══ Records for processing

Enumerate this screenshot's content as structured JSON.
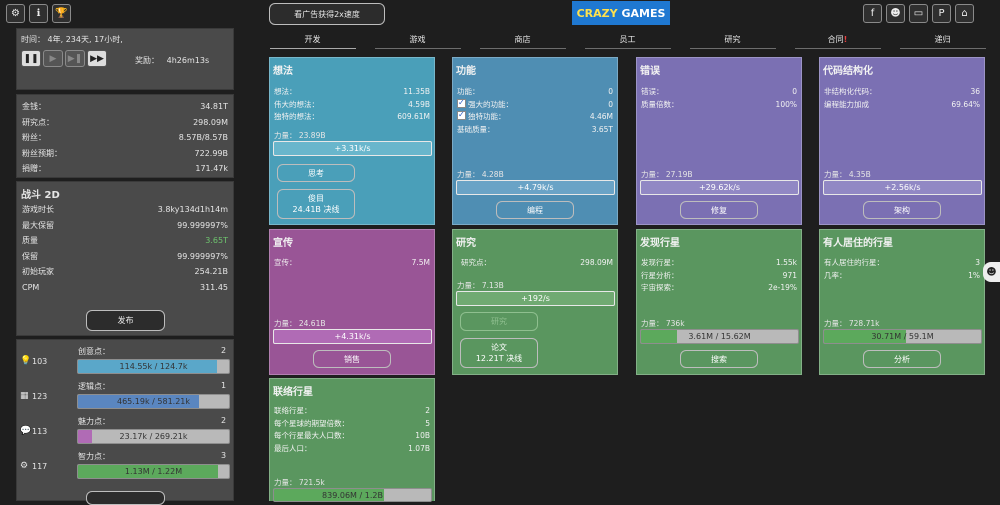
{
  "top": {
    "watch_ad": "看广告获得2x速度",
    "logo_part1": "CRAZY",
    "logo_part2": "GAMES",
    "tabs": [
      "开发",
      "游戏",
      "商店",
      "员工",
      "研究",
      "合同",
      "递归"
    ],
    "contract_badge": "!"
  },
  "time": {
    "label": "时间：",
    "value": "4年, 234天, 17小时,",
    "reward_label": "奖励：",
    "reward_value": "4h26m13s"
  },
  "stats": [
    {
      "label": "金钱：",
      "value": "34.81T"
    },
    {
      "label": "研究点：",
      "value": "298.09M"
    },
    {
      "label": "粉丝：",
      "value": "8.57B/8.57B"
    },
    {
      "label": "粉丝预期：",
      "value": "722.99B"
    },
    {
      "label": "捐赠：",
      "value": "171.47k"
    }
  ],
  "game": {
    "title": "战斗 2D",
    "rows": [
      {
        "label": "游戏时长",
        "value": "3.8ky134d1h14m"
      },
      {
        "label": "最大保留",
        "value": "99.999997%"
      },
      {
        "label": "质量",
        "value": "3.65T"
      },
      {
        "label": "保留",
        "value": "99.999997%"
      },
      {
        "label": "初始玩家",
        "value": "254.21B"
      },
      {
        "label": "CPM",
        "value": "311.45"
      }
    ],
    "publish": "发布"
  },
  "points": [
    {
      "icon": "lightbulb-icon",
      "count": "103",
      "label": "创意点：",
      "level": "2",
      "bar": "114.55k / 124.7k",
      "fill": 0.92,
      "color": "#5aa7c9"
    },
    {
      "icon": "calculator-icon",
      "count": "123",
      "label": "逻辑点：",
      "level": "1",
      "bar": "465.19k / 581.21k",
      "fill": 0.8,
      "color": "#5a86c0"
    },
    {
      "icon": "speech-bubble-icon",
      "count": "113",
      "label": "魅力点：",
      "level": "2",
      "bar": "23.17k / 269.21k",
      "fill": 0.09,
      "color": "#b06bb5"
    },
    {
      "icon": "gear-icon",
      "count": "117",
      "label": "智力点：",
      "level": "3",
      "bar": "1.13M / 1.22M",
      "fill": 0.93,
      "color": "#5ca95c"
    }
  ],
  "cards": {
    "ideas": {
      "title": "想法",
      "rows": [
        {
          "label": "想法：",
          "value": "11.35B"
        },
        {
          "label": "伟大的想法：",
          "value": "4.59B"
        },
        {
          "label": "独特的想法：",
          "value": "609.61M"
        }
      ],
      "power": "力量： 23.89B",
      "rate": "+3.31k/s",
      "btn1": "思考",
      "btn2a": "俊目",
      "btn2b": "24.41B 决线"
    },
    "features": {
      "title": "功能",
      "rows": [
        {
          "label": "功能：",
          "value": "0"
        },
        {
          "label": "强大的功能：",
          "value": "0"
        },
        {
          "label": "独特功能：",
          "value": "4.46M"
        },
        {
          "label": "基础质量：",
          "value": "3.65T"
        }
      ],
      "power": "力量： 4.28B",
      "rate": "+4.79k/s",
      "btn1": "编程"
    },
    "bugs": {
      "title": "错误",
      "rows": [
        {
          "label": "错误：",
          "value": "0"
        },
        {
          "label": "质量倍数：",
          "value": "100%"
        }
      ],
      "power": "力量： 27.19B",
      "rate": "+29.62k/s",
      "btn1": "修复"
    },
    "refactor": {
      "title": "代码结构化",
      "rows": [
        {
          "label": "非结构化代码：",
          "value": "36"
        },
        {
          "label": "编程能力加成",
          "value": "69.64%"
        }
      ],
      "power": "力量： 4.35B",
      "rate": "+2.56k/s",
      "btn1": "架构"
    },
    "promo": {
      "title": "宣传",
      "rows": [
        {
          "label": "宣传：",
          "value": "7.5M"
        }
      ],
      "power": "力量： 24.61B",
      "rate": "+4.31k/s",
      "btn1": "销售"
    },
    "research": {
      "title": "研究",
      "rows": [
        {
          "label": "研究点：",
          "value": "298.09M"
        }
      ],
      "power": "力量： 7.13B",
      "rate": "+192/s",
      "btn1": "研究",
      "btn2a": "论文",
      "btn2b": "12.21T 决线"
    },
    "discover": {
      "title": "发现行星",
      "rows": [
        {
          "label": "发现行星：",
          "value": "1.55k"
        },
        {
          "label": "行星分析：",
          "value": "971"
        },
        {
          "label": "宇宙探索：",
          "value": "2e-19%"
        }
      ],
      "power": "力量： 736k",
      "bar": "3.61M / 15.62M",
      "fill": 0.23,
      "btn1": "搜索"
    },
    "inhabited": {
      "title": "有人居住的行星",
      "rows": [
        {
          "label": "有人居住的行星：",
          "value": "3"
        },
        {
          "label": "几率：",
          "value": "1%"
        }
      ],
      "power": "力量： 728.71k",
      "bar": "30.71M / 59.1M",
      "fill": 0.52,
      "btn1": "分析"
    },
    "contact": {
      "title": "联络行星",
      "rows": [
        {
          "label": "联络行星：",
          "value": "2"
        },
        {
          "label": "每个星球的期望倍数：",
          "value": "5"
        },
        {
          "label": "每个行星最大人口数：",
          "value": "10B"
        },
        {
          "label": "最后人口：",
          "value": "1.07B"
        }
      ],
      "power": "力量： 721.5k",
      "bar": "839.06M / 1.2B",
      "fill": 0.7
    }
  },
  "colors": {
    "blue_card": "#4f8eb3",
    "teal_card": "#4a9fb9",
    "purple_card": "#7b70b3",
    "magenta_card": "#995596",
    "green_card": "#5a965f"
  }
}
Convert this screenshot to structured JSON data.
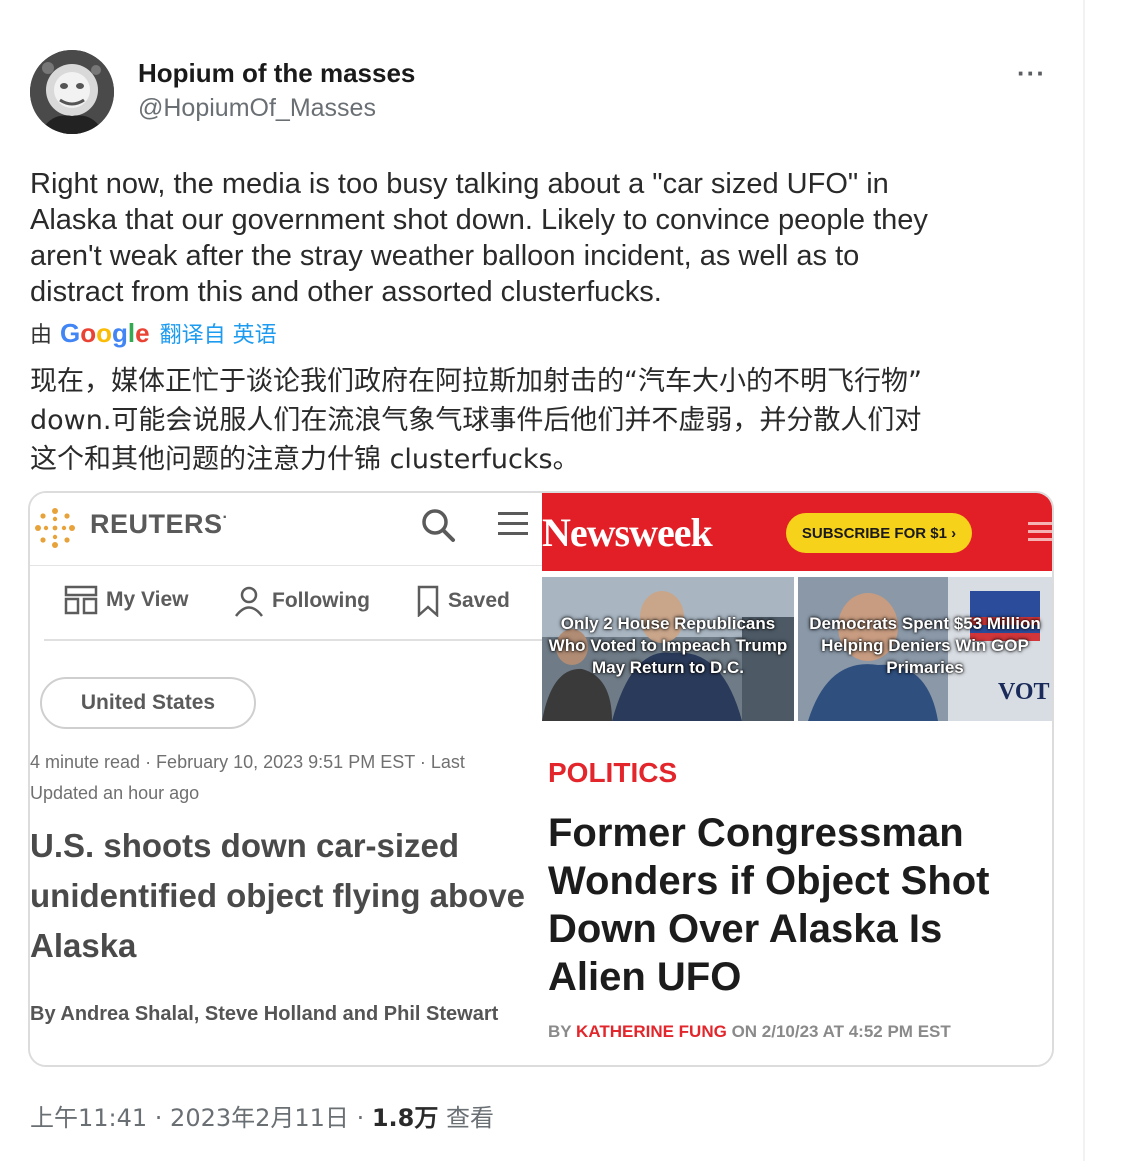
{
  "tweet": {
    "display_name": "Hopium of the masses",
    "handle": "@HopiumOf_Masses",
    "more_label": "···",
    "text": "Right now, the media is too busy talking about a \"car sized UFO\" in\nAlaska that our government shot down. Likely to convince people they\naren't weak after the stray weather balloon incident, as well as to\ndistract from this and other assorted clusterfucks.",
    "translate_by": "由",
    "google_logo": [
      "G",
      "o",
      "o",
      "g",
      "l",
      "e"
    ],
    "translate_link": "翻译自 英语",
    "translated_text": "现在，媒体正忙于谈论我们政府在阿拉斯加射击的“汽车大小的不明飞行物”\ndown.可能会说服人们在流浪气象气球事件后他们并不虚弱，并分散人们对\n这个和其他问题的注意力什锦 clusterfucks。",
    "time": "上午11:41 · 2023年2月11日 · ",
    "views_count": "1.8万",
    "views_label": " 查看"
  },
  "reuters": {
    "brand": "REUTERS",
    "brand_mark": "·",
    "nav": [
      {
        "label": "My View",
        "icon": "my-view-icon"
      },
      {
        "label": "Following",
        "icon": "person-icon"
      },
      {
        "label": "Saved",
        "icon": "bookmark-icon"
      }
    ],
    "chip": "United States",
    "meta": "4 minute read · February 10, 2023 9:51 PM EST · Last Updated an hour ago",
    "headline": "U.S. shoots down car-sized unidentified object flying above Alaska",
    "byline": "By Andrea Shalal, Steve Holland and Phil Stewart"
  },
  "newsweek": {
    "brand": "Newsweek",
    "subscribe": "SUBSCRIBE FOR $1 ›",
    "thumb1": "Only 2 House Republicans Who Voted to Impeach Trump May Return to D.C.",
    "thumb2": "Democrats Spent $53 Million Helping Deniers Win GOP Primaries",
    "thumb2_sign": "VOT",
    "section": "POLITICS",
    "headline": "Former Congressman Wonders if Object Shot Down Over Alaska Is Alien UFO",
    "byline_prefix": "BY ",
    "author": "KATHERINE FUNG",
    "byline_suffix": " ON 2/10/23 AT 4:52 PM EST"
  },
  "colors": {
    "newsweek_red": "#e21f26",
    "subscribe_yellow": "#f7d21a",
    "link_blue": "#1d9bf0",
    "politics_red": "#e2262b"
  }
}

════

Exercise requirements - All lines holding the word "icon" should be picked out and copied.

Final result -
      "icon": "lightbulb-icon",
      "icon": "calculator-icon",
      "icon": "speech-bubble-icon",
      "icon": "gear-icon",
        "icon": "my-view-icon"
        "icon": "person-icon"
        "icon": "bookmark-icon"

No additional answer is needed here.